◆ Requirement
The data below needs to be returned exactly, line for line.

** Begin Data shown **

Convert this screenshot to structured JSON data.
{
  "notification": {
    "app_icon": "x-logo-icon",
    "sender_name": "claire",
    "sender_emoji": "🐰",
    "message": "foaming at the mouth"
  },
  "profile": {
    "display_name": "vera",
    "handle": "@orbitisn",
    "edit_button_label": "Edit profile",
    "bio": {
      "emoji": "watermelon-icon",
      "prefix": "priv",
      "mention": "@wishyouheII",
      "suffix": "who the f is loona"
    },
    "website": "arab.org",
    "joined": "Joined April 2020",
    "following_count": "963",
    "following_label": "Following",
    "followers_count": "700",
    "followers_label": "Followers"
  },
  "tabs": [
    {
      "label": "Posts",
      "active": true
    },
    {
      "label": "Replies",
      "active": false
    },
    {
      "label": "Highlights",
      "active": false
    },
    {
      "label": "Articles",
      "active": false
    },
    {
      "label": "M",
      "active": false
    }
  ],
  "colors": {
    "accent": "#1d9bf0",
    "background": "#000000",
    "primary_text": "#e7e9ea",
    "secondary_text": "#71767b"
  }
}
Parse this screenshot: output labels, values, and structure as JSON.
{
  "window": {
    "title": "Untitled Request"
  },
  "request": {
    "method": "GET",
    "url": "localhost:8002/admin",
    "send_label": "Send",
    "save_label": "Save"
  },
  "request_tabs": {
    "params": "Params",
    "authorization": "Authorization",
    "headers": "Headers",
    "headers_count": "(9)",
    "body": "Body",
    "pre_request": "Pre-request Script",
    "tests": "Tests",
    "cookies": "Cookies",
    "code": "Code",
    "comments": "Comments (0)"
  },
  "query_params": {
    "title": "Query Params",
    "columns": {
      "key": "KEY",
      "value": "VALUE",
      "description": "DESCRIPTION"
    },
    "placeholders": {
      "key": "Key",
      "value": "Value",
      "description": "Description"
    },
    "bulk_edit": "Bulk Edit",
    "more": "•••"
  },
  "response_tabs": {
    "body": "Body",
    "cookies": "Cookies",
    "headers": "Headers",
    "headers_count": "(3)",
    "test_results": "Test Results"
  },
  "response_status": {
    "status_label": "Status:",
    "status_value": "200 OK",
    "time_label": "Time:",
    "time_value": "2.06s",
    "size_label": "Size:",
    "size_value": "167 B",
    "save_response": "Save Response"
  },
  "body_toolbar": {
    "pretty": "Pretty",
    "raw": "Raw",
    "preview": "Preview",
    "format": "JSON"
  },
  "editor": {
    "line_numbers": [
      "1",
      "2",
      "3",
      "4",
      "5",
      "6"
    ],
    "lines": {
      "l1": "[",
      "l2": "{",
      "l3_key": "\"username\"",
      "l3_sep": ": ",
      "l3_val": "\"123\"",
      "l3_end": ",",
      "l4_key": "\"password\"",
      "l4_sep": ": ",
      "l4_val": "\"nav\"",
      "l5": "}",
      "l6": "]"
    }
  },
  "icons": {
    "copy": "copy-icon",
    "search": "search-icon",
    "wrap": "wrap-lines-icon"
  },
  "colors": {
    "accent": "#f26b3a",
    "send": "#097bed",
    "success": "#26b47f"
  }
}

** End Data shown **

◆ Reply
Convert this screenshot to structured JSON data.
{
  "notification": {
    "app_icon": "x-logo-icon",
    "sender_name": "claire",
    "sender_emoji": "🐰",
    "message": "foaming at the mouth"
  },
  "profile": {
    "display_name": "vera",
    "handle": "@orbitisn",
    "edit_button_label": "Edit profile",
    "bio": {
      "emoji": "watermelon-icon",
      "prefix": "priv",
      "mention": "@wishyouheII",
      "suffix": "who the f is loona"
    },
    "website": "arab.org",
    "joined": "Joined April 2020",
    "following_count": "963",
    "following_label": "Following",
    "followers_count": "700",
    "followers_label": "Followers"
  },
  "tabs": [
    {
      "label": "Posts",
      "active": true
    },
    {
      "label": "Replies",
      "active": false
    },
    {
      "label": "Highlights",
      "active": false
    },
    {
      "label": "Articles",
      "active": false
    },
    {
      "label": "M",
      "active": false
    }
  ],
  "colors": {
    "accent": "#1d9bf0",
    "background": "#000000",
    "primary_text": "#e7e9ea",
    "secondary_text": "#71767b"
  }
}
Parse this screenshot: output labels, values, and structure as JSON.
{
  "window": {
    "title": "Untitled Request"
  },
  "request": {
    "method": "GET",
    "url": "localhost:8002/admin",
    "send_label": "Send",
    "save_label": "Save"
  },
  "request_tabs": {
    "params": "Params",
    "authorization": "Authorization",
    "headers": "Headers",
    "headers_count": "(9)",
    "body": "Body",
    "pre_request": "Pre-request Script",
    "tests": "Tests",
    "cookies": "Cookies",
    "code": "Code",
    "comments": "Comments (0)"
  },
  "query_params": {
    "title": "Query Params",
    "columns": {
      "key": "KEY",
      "value": "VALUE",
      "description": "DESCRIPTION"
    },
    "placeholders": {
      "key": "Key",
      "value": "Value",
      "description": "Description"
    },
    "bulk_edit": "Bulk Edit",
    "more": "•••"
  },
  "response_tabs": {
    "body": "Body",
    "cookies": "Cookies",
    "headers": "Headers",
    "headers_count": "(3)",
    "test_results": "Test Results"
  },
  "response_status": {
    "status_label": "Status:",
    "status_value": "200 OK",
    "time_label": "Time:",
    "time_value": "2.06s",
    "size_label": "Size:",
    "size_value": "167 B",
    "save_response": "Save Response"
  },
  "body_toolbar": {
    "pretty": "Pretty",
    "raw": "Raw",
    "preview": "Preview",
    "format": "JSON"
  },
  "editor": {
    "line_numbers": [
      "1",
      "2",
      "3",
      "4",
      "5",
      "6"
    ],
    "lines": {
      "l1": "[",
      "l2": "{",
      "l3_key": "\"username\"",
      "l3_sep": ": ",
      "l3_val": "\"123\"",
      "l3_end": ",",
      "l4_key": "\"password\"",
      "l4_sep": ": ",
      "l4_val": "\"nav\"",
      "l5": "}",
      "l6": "]"
    }
  },
  "icons": {
    "copy": "copy-icon",
    "search": "search-icon",
    "wrap": "wrap-lines-icon"
  },
  "colors": {
    "accent": "#f26b3a",
    "send": "#097bed",
    "success": "#26b47f"
  }
}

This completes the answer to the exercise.